───── SUPPLIED RECORDS

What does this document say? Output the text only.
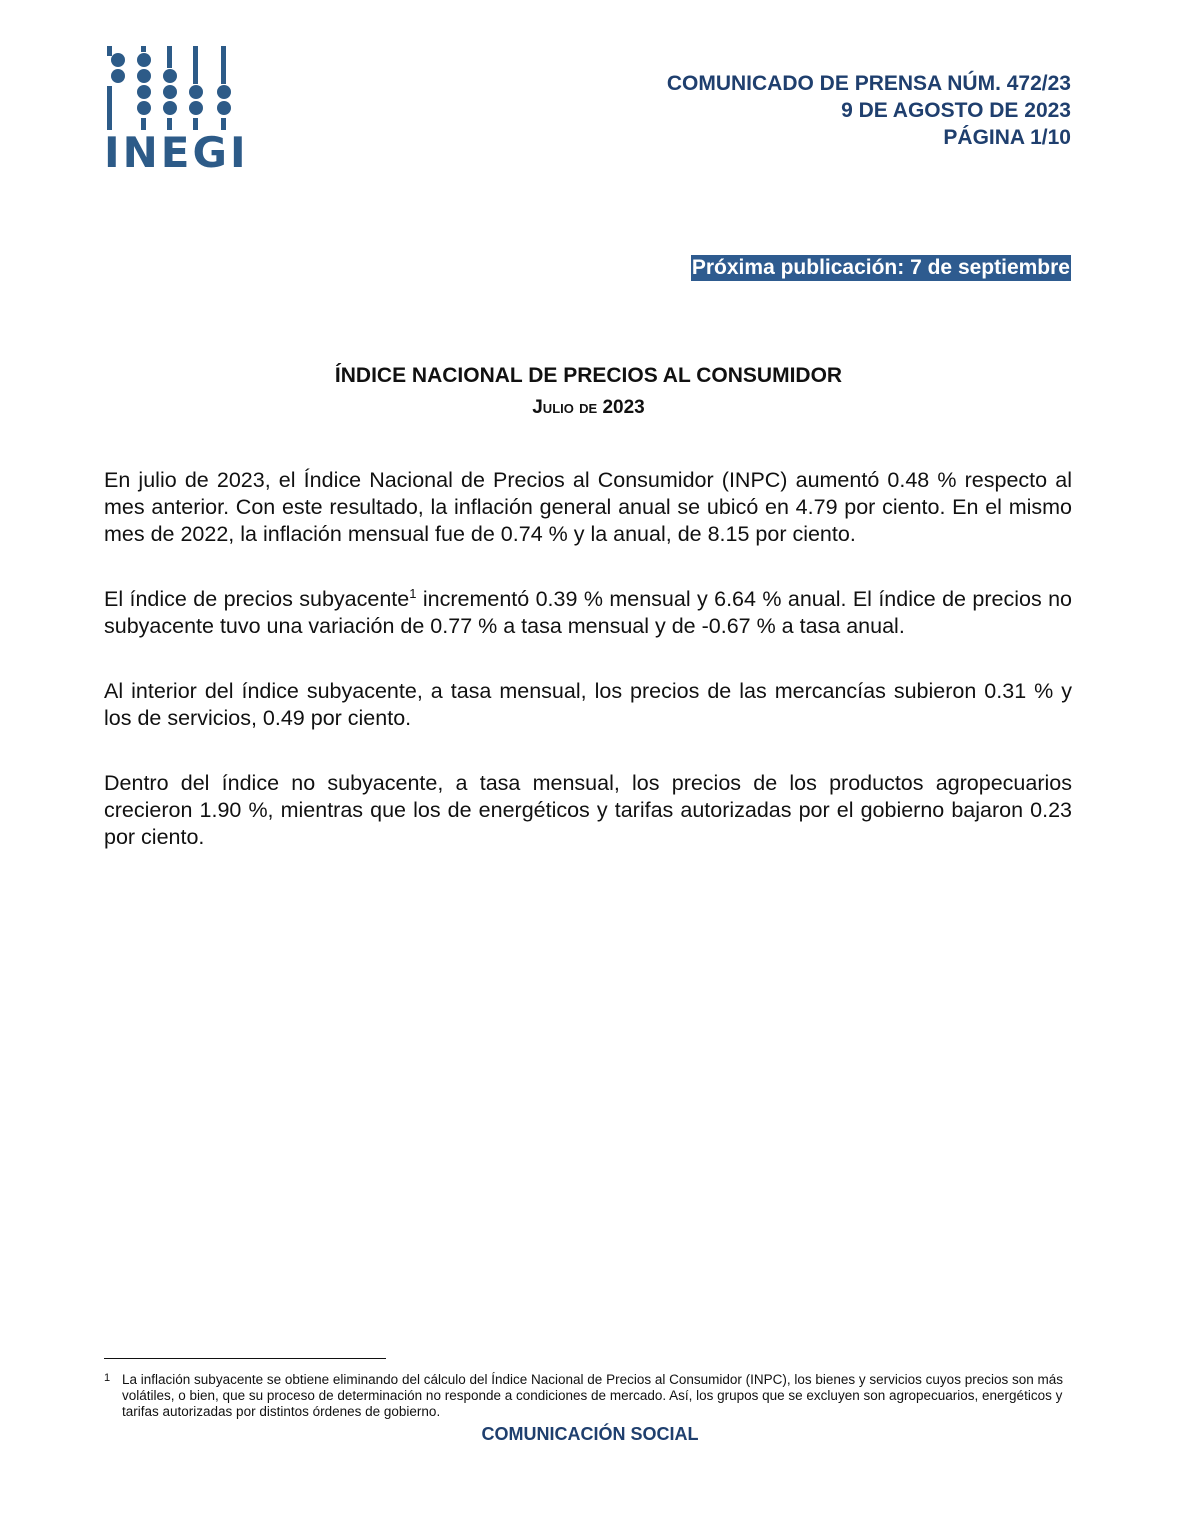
INEGI
COMUNICADO DE PRENSA NÚM. 472/23
9 DE AGOSTO DE 2023
PÁGINA 1/10
Próxima publicación: 7 de septiembre
ÍNDICE NACIONAL DE PRECIOS AL CONSUMIDOR
Julio de 2023

En julio de 2023, el Índice Nacional de Precios al Consumidor (INPC) aumentó 0.48 % respecto al mes anterior. Con este resultado, la inflación general anual se ubicó en 4.79 por ciento. En el mismo mes de 2022, la inflación mensual fue de 0.74 % y la anual, de 8.15 por ciento.

El índice de precios subyacente$^1$ incrementó 0.39 % mensual y 6.64 % anual. El índice de precios no subyacente tuvo una variación de 0.77 % a tasa mensual y de -0.67 % a tasa anual.

Al interior del índice subyacente, a tasa mensual, los precios de las mercancías subieron 0.31 % y los de servicios, 0.49 por ciento.

Dentro del índice no subyacente, a tasa mensual, los precios de los productos agropecuarios crecieron 1.90 %, mientras que los de energéticos y tarifas autorizadas por el gobierno bajaron 0.23 por ciento.

1 La inflación subyacente se obtiene eliminando del cálculo del Índice Nacional de Precios al Consumidor (INPC), los bienes y servicios cuyos precios son más volátiles, o bien, que su proceso de determinación no responde a condiciones de mercado. Así, los grupos que se excluyen son agropecuarios, energéticos y tarifas autorizadas por distintos órdenes de gobierno.
COMUNICACIÓN SOCIAL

──────────

Your task is to collect every line above that contains the word "inflación".

En julio de 2023, el Índice Nacional de Precios al Consumidor (INPC) aumentó 0.48 % respecto al mes anterior. Con este resultado, la inflación general anual se ubicó en 4.79 por ciento. En el mismo mes de 2022, la inflación mensual fue de 0.74 % y la anual, de 8.15 por ciento.
1 La inflación subyacente se obtiene eliminando del cálculo del Índice Nacional de Precios al Consumidor (INPC), los bienes y servicios cuyos precios son más volátiles, o bien, que su proceso de determinación no responde a condiciones de mercado. Así, los grupos que se excluyen son agropecuarios, energéticos y tarifas autorizadas por distintos órdenes de gobierno.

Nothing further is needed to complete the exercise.